SHORT TASK. Please work out how many lines in the material contain "CURVE" and give only that figure.
>> begin DATA FOR THIS EXERCISE
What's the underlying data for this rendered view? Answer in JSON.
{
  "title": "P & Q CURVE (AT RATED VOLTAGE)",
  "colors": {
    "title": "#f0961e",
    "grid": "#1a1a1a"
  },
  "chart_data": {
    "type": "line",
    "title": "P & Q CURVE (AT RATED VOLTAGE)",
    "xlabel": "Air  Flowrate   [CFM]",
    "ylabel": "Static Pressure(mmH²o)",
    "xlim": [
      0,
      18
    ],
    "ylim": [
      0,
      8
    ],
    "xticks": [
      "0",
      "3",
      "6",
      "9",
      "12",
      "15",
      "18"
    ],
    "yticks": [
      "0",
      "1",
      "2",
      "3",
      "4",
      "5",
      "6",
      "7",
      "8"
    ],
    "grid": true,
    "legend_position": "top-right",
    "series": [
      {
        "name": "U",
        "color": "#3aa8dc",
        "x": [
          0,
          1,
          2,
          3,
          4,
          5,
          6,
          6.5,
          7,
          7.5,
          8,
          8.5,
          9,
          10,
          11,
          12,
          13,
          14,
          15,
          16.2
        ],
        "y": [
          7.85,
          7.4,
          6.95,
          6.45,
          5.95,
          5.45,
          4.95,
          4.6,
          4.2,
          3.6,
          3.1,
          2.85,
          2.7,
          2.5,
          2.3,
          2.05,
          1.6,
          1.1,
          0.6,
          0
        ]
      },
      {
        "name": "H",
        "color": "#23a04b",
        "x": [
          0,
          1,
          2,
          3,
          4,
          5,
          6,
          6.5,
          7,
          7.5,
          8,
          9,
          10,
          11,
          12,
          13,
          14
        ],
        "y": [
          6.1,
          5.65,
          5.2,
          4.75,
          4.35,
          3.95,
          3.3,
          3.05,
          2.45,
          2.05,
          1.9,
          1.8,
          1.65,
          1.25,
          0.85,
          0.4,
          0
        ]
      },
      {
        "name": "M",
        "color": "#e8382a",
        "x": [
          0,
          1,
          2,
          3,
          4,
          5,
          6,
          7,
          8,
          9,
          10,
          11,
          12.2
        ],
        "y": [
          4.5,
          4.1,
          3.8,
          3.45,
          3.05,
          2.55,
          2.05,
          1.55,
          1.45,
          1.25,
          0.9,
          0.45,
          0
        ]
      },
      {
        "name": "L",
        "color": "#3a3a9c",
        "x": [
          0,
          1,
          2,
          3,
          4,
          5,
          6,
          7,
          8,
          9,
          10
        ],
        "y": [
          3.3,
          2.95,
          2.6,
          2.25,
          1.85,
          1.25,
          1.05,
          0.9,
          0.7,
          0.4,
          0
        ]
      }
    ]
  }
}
>> end DATA FOR THIS EXERCISE
FINAL RESULT. 2